#### [SUPPLIED MATERIAL]
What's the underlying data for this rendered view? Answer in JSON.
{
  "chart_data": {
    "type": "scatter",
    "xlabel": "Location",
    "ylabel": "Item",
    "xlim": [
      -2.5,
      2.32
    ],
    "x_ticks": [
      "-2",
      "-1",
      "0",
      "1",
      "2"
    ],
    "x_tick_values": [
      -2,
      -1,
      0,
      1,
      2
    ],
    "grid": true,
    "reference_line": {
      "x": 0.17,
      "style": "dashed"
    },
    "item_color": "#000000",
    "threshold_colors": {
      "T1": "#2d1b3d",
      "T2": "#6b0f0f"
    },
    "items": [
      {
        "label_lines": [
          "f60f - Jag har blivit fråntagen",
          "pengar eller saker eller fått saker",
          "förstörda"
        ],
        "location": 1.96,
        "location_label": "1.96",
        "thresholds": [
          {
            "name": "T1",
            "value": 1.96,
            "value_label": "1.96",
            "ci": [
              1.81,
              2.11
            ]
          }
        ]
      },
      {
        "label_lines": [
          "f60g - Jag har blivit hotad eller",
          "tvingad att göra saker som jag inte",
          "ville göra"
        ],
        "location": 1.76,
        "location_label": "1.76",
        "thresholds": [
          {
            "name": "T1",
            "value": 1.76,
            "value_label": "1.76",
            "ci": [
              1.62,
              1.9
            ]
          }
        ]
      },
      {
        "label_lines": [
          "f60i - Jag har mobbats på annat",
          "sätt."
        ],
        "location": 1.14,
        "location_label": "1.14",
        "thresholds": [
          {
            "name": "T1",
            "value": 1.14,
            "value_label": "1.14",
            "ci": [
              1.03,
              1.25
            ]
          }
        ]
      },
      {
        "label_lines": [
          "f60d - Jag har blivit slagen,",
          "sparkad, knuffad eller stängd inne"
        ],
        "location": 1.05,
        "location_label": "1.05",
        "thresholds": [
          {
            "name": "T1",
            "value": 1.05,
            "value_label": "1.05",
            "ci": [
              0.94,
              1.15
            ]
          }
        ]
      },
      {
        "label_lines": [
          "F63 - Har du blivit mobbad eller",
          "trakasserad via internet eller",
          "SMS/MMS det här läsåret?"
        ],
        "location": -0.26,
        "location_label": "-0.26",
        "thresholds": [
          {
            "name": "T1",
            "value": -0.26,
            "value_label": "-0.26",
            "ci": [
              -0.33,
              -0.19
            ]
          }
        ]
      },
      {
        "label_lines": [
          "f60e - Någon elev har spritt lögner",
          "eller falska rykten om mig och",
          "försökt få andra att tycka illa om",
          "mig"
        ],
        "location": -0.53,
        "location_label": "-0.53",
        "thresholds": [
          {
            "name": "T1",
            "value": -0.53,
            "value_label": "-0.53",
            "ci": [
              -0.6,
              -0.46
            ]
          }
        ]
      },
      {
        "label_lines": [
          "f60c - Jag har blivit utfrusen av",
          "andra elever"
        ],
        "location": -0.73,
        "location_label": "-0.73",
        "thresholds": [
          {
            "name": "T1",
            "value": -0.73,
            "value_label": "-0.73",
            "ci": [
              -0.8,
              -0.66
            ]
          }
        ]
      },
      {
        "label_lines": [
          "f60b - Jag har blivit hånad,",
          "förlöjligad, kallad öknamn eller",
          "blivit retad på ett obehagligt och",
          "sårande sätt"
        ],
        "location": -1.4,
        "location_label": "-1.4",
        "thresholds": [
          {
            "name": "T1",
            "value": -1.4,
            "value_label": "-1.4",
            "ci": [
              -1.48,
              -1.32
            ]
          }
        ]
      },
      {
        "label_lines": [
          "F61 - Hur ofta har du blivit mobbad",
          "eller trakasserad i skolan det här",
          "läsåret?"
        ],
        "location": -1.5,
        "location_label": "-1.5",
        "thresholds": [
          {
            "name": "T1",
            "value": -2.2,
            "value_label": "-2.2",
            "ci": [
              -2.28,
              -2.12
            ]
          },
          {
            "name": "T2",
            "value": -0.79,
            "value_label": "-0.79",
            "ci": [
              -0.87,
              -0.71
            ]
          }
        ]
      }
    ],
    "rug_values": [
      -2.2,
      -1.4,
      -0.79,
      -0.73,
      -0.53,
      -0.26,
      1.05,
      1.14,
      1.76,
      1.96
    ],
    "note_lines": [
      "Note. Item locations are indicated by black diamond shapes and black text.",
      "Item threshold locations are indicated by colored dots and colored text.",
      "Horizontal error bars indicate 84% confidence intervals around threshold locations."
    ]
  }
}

#### [TASK DETAILS]
Copy every line in the entries above that has the string "andra" in it.

#### [SOLUTION FOR THIS TASK]
          "försökt få andra att tycka illa om",
          "andra elever"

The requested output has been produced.